*What is asked*.
Sort through the data and copy the lines holding the word "start".

* BEGIN Data lines *

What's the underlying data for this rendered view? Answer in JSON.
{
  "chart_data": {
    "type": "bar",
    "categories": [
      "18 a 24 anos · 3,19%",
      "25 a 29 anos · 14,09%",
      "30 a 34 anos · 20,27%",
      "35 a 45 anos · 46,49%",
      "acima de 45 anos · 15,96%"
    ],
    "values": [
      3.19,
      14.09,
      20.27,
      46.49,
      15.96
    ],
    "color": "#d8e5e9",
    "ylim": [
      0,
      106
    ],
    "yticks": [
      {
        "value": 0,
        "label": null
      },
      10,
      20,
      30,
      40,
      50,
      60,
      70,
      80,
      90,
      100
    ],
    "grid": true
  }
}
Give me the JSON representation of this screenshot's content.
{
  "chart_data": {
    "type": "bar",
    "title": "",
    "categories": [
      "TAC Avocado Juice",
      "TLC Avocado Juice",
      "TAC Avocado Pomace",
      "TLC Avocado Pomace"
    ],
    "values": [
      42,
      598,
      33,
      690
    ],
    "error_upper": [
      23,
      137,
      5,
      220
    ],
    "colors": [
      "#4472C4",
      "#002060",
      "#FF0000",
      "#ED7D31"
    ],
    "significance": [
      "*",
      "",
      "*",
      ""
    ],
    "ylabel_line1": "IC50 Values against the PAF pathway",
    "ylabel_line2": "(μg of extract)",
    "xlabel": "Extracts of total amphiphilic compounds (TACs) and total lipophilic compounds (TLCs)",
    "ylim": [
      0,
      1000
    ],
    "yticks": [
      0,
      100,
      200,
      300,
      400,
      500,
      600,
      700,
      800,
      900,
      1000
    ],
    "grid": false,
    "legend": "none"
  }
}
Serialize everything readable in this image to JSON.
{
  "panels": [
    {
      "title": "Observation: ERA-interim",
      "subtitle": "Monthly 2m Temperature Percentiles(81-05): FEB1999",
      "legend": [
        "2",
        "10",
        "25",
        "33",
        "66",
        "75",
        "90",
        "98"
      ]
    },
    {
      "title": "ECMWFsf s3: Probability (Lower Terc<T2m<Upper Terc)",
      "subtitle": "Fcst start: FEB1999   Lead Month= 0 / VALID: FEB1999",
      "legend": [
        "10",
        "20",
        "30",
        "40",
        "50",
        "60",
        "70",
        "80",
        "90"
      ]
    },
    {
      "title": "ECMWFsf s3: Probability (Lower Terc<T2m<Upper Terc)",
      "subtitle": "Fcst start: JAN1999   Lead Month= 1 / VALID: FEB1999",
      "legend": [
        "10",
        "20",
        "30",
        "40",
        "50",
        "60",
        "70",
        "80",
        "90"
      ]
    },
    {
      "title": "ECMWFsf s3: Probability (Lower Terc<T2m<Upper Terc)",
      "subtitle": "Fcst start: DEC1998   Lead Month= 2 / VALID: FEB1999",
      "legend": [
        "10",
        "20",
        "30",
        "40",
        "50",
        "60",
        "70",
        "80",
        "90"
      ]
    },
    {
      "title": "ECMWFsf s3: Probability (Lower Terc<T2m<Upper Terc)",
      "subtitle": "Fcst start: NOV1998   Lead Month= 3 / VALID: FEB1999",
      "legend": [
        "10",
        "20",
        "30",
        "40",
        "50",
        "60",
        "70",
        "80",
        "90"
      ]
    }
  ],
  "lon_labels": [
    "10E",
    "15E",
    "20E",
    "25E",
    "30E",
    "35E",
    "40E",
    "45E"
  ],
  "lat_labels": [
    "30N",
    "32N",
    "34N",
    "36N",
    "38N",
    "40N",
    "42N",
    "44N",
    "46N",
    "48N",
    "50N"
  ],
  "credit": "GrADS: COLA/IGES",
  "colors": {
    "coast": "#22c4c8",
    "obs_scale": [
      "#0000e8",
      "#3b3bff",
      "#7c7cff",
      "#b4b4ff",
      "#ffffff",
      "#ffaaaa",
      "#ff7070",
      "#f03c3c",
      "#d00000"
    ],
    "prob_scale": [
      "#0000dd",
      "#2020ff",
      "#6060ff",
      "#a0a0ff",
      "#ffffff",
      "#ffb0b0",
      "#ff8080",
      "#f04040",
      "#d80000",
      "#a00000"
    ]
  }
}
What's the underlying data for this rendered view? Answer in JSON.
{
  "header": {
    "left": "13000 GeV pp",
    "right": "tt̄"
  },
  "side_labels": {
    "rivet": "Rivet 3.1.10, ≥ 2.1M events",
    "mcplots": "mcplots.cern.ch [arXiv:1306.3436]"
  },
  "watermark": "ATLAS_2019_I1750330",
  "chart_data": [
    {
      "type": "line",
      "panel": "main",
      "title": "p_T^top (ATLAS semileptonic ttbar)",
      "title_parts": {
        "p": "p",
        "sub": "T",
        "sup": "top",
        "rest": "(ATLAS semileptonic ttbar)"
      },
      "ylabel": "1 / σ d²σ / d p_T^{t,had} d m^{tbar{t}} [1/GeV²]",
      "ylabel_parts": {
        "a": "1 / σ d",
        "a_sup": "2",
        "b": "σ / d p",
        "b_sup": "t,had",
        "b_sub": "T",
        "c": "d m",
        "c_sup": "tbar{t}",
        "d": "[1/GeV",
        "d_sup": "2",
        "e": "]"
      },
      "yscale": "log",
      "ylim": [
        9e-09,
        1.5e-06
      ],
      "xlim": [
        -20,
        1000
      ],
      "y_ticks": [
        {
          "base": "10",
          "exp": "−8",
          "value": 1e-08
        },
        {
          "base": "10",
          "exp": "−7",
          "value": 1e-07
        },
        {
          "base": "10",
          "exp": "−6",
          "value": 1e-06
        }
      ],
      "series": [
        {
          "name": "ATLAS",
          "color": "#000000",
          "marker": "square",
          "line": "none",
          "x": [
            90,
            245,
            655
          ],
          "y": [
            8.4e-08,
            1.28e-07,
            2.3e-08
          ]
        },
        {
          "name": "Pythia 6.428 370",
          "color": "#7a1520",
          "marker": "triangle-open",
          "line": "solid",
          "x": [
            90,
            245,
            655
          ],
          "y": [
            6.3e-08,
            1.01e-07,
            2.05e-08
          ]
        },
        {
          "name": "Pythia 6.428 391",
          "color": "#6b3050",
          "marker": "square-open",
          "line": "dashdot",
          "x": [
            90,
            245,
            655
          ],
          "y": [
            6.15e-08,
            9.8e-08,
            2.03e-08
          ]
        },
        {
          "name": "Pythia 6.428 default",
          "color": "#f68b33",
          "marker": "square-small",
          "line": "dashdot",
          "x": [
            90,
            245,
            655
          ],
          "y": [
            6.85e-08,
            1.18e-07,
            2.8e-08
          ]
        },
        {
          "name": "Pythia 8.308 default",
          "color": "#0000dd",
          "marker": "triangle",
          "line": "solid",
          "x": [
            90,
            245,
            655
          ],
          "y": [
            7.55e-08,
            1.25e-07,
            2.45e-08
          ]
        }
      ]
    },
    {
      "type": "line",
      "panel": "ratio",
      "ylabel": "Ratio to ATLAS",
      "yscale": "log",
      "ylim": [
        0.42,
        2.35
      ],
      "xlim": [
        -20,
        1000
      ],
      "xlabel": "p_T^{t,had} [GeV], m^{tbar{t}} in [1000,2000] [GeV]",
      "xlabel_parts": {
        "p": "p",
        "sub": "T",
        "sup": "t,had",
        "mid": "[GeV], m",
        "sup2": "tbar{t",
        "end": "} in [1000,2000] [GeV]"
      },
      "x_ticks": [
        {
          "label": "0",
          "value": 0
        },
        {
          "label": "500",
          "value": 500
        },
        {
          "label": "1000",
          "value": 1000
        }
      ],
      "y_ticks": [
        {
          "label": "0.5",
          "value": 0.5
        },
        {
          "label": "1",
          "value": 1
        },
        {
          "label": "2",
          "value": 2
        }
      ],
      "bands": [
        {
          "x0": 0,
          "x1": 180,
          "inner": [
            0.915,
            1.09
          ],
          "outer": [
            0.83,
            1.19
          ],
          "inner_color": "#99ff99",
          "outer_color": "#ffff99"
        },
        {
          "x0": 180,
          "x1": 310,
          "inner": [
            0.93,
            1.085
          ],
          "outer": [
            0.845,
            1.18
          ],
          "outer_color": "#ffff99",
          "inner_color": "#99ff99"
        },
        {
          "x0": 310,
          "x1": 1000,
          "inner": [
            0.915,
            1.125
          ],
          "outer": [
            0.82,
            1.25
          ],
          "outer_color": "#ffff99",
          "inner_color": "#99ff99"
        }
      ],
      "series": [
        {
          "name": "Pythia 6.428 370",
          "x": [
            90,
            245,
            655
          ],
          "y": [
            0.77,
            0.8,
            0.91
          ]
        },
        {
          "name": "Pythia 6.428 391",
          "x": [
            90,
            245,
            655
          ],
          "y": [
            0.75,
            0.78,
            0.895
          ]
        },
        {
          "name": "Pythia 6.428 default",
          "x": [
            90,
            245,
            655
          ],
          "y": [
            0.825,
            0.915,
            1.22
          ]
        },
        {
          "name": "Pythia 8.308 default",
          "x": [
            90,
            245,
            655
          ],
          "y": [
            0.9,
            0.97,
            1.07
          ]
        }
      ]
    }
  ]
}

* END Data lines *

*Answer to the exercise*.
      "subtitle": "Fcst start: FEB1999   Lead Month= 0 / VALID: FEB1999",
      "subtitle": "Fcst start: JAN1999   Lead Month= 1 / VALID: FEB1999",
      "subtitle": "Fcst start: DEC1998   Lead Month= 2 / VALID: FEB1999",
      "subtitle": "Fcst start: NOV1998   Lead Month= 3 / VALID: FEB1999",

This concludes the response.